-------- AUSGEWÄHLTER TEXTAUSZUG
Zusammenfassend wurde festgestellt, dass – sowohl in Wissenschaft als auch in der Praxis – in Bezug auf Inhalt und Struktur einer BIM-Anwendung teilweise ein unterschiedliches Verständnis besteht. Als Grund hierfür ist eine fehlende, übergeordnete Standardisierung des schnelllebigen Aufgabenfeldes zu nennen. Zum aktuellen Zeitpunkt beschäftigen sich Arbeitskreise, beispielsweise im Rahmen der VDI-Richtlinie 2552 oder bei buildingSMART, vermehrt mit dem Inhalt und der Struktur von BIM-Anwendungen. [8]

Ableitung von BIM-Basisprozessen durch die Recherche

BIM-Basisprozesse verfolgen den Ansatz, allgemeingültig die anzuwendende Methode unter Berücksichtigung der Informationsanforderungen (im Sinne der VDI 2552 Blatt 2 „BIM-Anforderungen“) zu beschreiben und wie in der Abbildung „Übersicht BIM-Basisprozess“ darzustellen. Die BIM-Anforderungen je BIM-Basisprozess bedingen dabei die Beschreibung der durchführenden Verantwortlichkeit, des notwendigen Inputs für die Durchführung, des Zeitpunkts der Durchführung (im Projekt), der allgemeingültigen technischen Umsetzung, der zu berücksichtigenden Regularien und Vorschriften sowie des generierten Outputs.

Übersicht BIM-Basisprozess, Bild: BIM-Institut der Bergischen Universität Wuppertal/HUSS-MEDIEN GmbH

Infolge der geschilderten detaillierten Beschreibung können Anwender transparent und umfassend die Start-, Durchführungs- und Endbedingungen je Arbeitsschritt und im Gesamtkontext der jeweiligen BIM-Anwendung einsehen. Über eine Beschreibung des jeweiligen BIM-Basisprozesses erhält der Anwender darüber hinaus einen schnellen Einblick über den durchzuführenden Arbeitsschritt. Standardmäßig sind, sowohl für die Beschreibung als auch für die BIM-Anforderungen, generische Textbausteine eingearbeitet, die im Kontext der BIM-Anwendung zu spezifizieren sind.
----------------
-------- BEREITGESTELLTES MATERIAL
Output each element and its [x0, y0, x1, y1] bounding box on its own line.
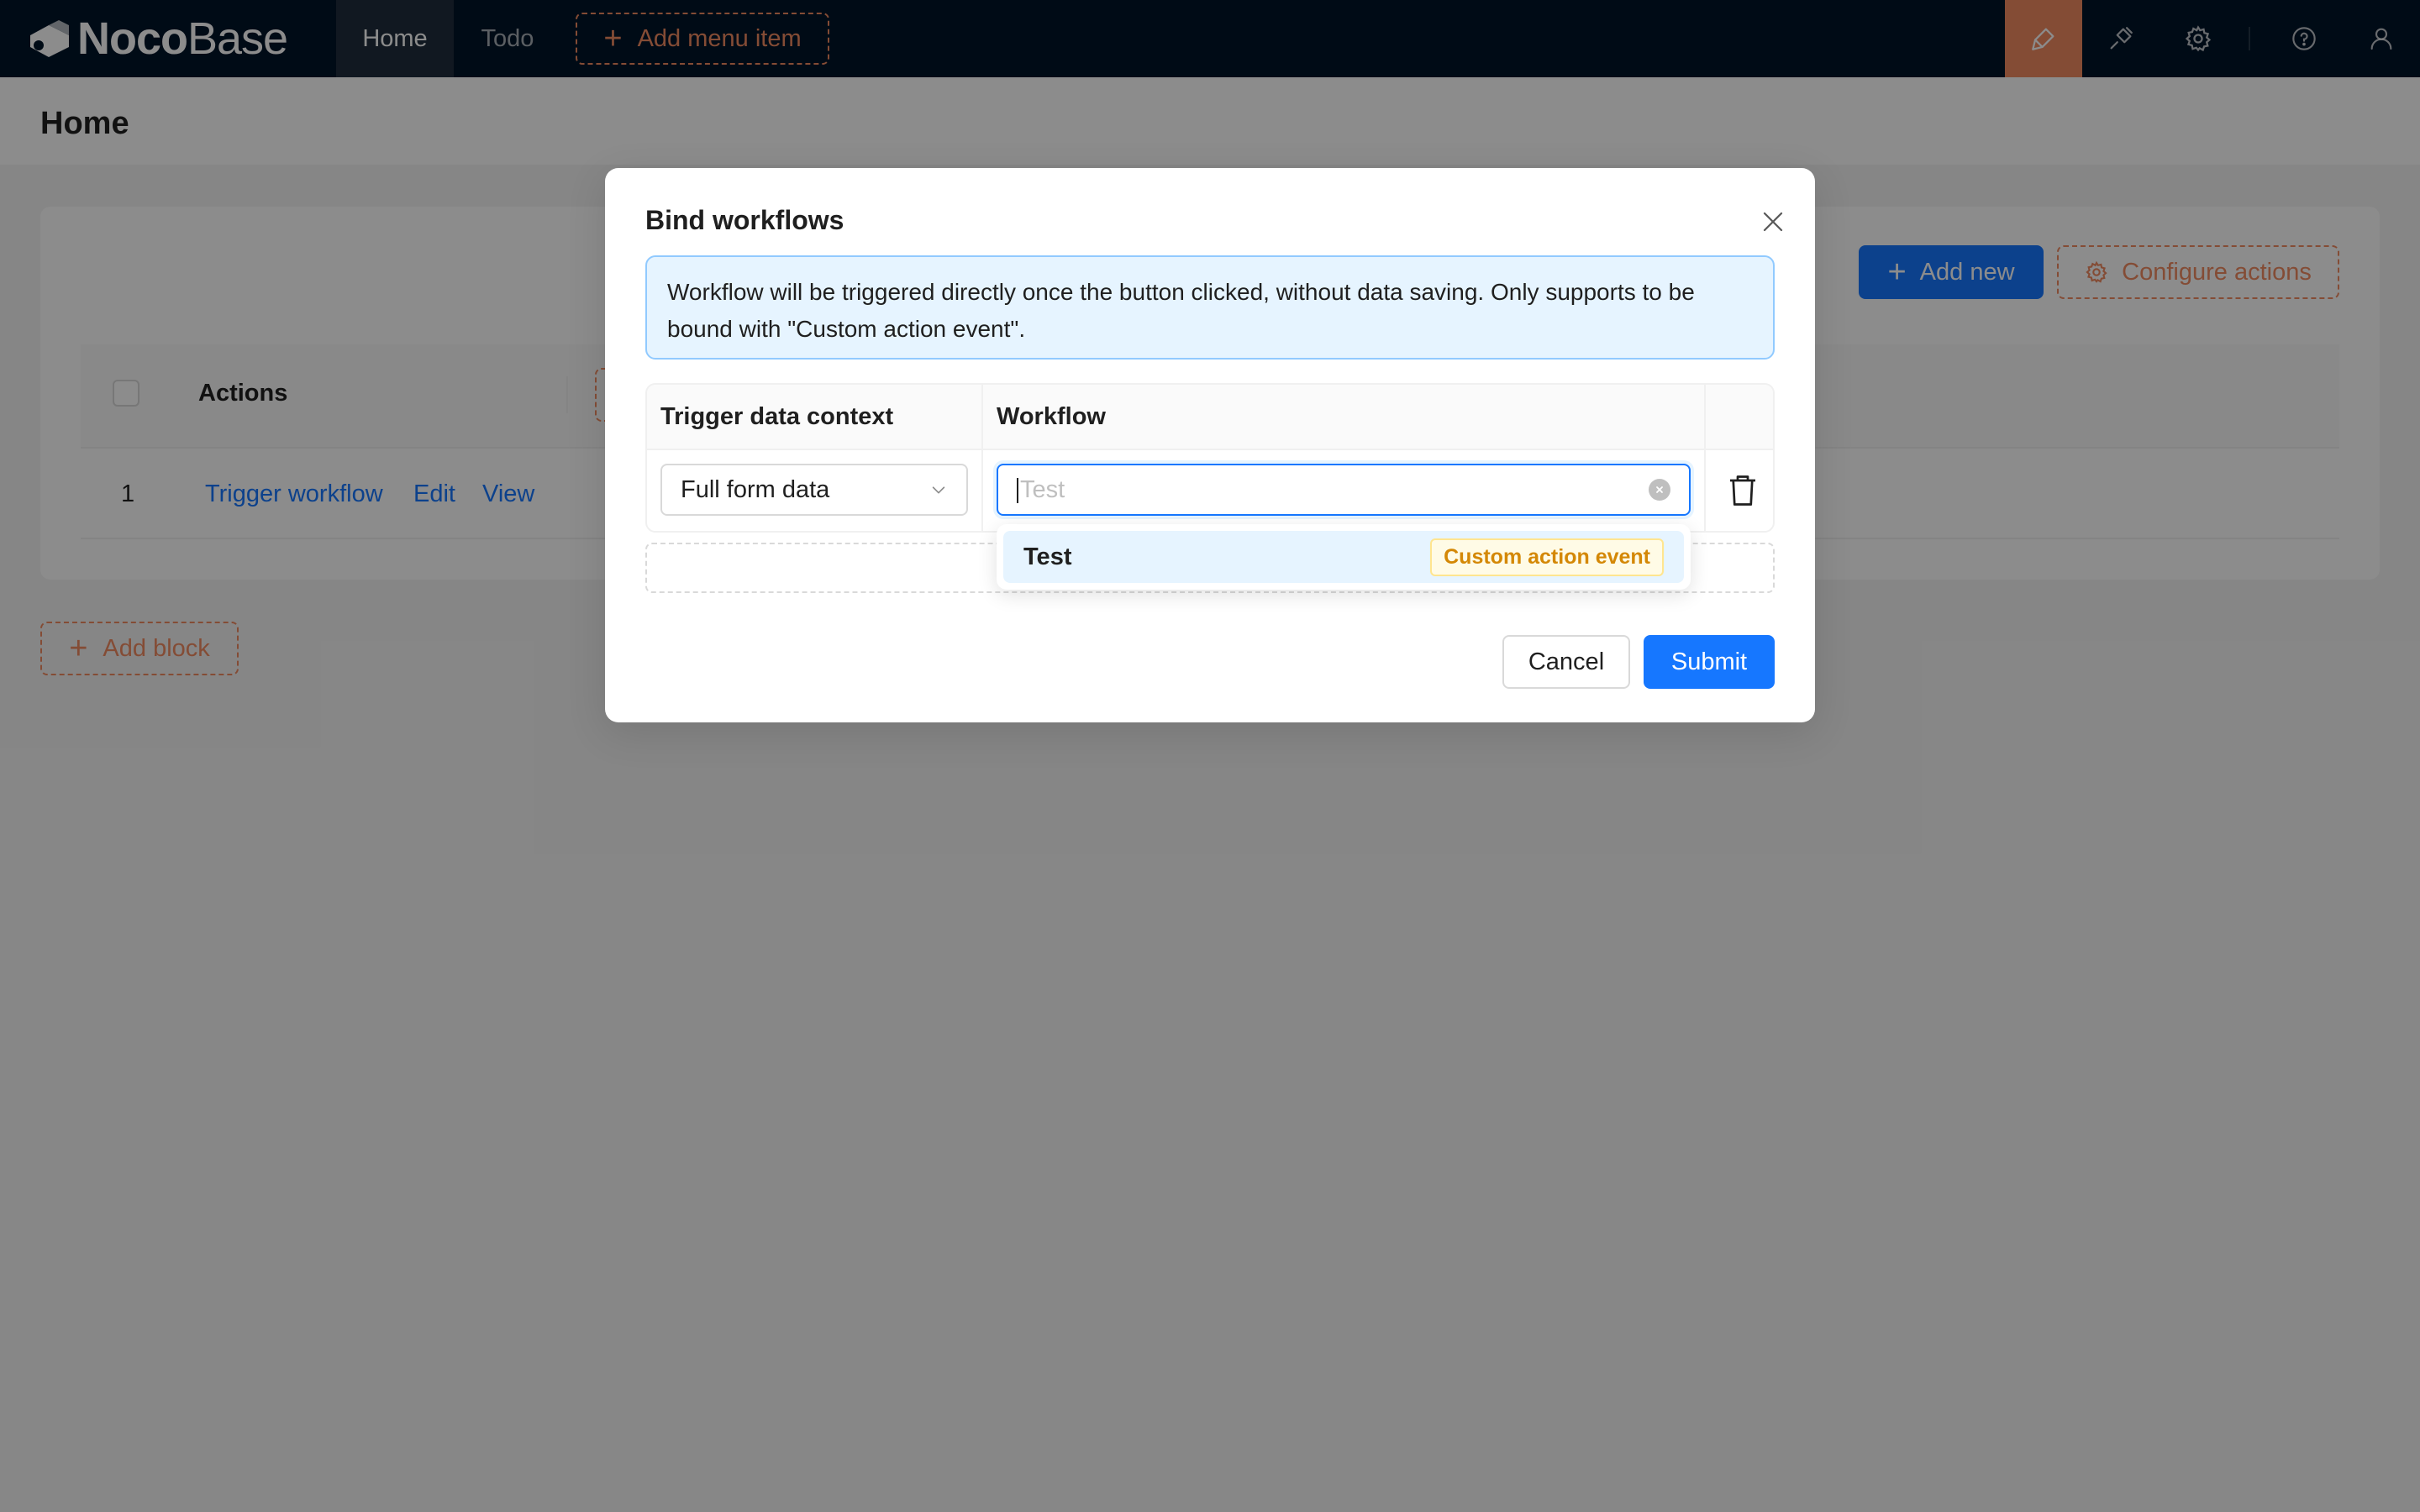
----------------
**AUFGABENSTELLUNG:**
1. Gib den Abschnitt des Textauszugs über BIM-Basisprozesse von „Infolge der geschilderten“ bis „zu spezifizieren sind.“ wortgetreu wieder.
2. Welchen Grund nennt der Textauszug über BIM-Basisprozesse dafür, dass beim Inhalt und bei der Struktur einer BIM-Anwendung teilweise ein unterschiedliches Verständnis besteht?

**LÖSUNGEN DER AUFGABEN:**
1.
Infolge der geschilderten detaillierten Beschreibung können Anwender transparent und umfassend die Start-, Durchführungs- und Endbedingungen je Arbeitsschritt und im Gesamtkontext der jeweiligen BIM-Anwendung einsehen. Über eine Beschreibung des jeweiligen BIM-Basisprozesses erhält der Anwender darüber hinaus einen schnellen Einblick über den durchzuführenden Arbeitsschritt. Standardmäßig sind, sowohl für die Beschreibung als auch für die BIM-Anforderungen, generische Textbausteine eingearbeitet, die im Kontext der BIM-Anwendung zu spezifizieren sind.

2. Eine fehlende, übergeordnete Standardisierung des schnelllebigen Aufgabenfeldes.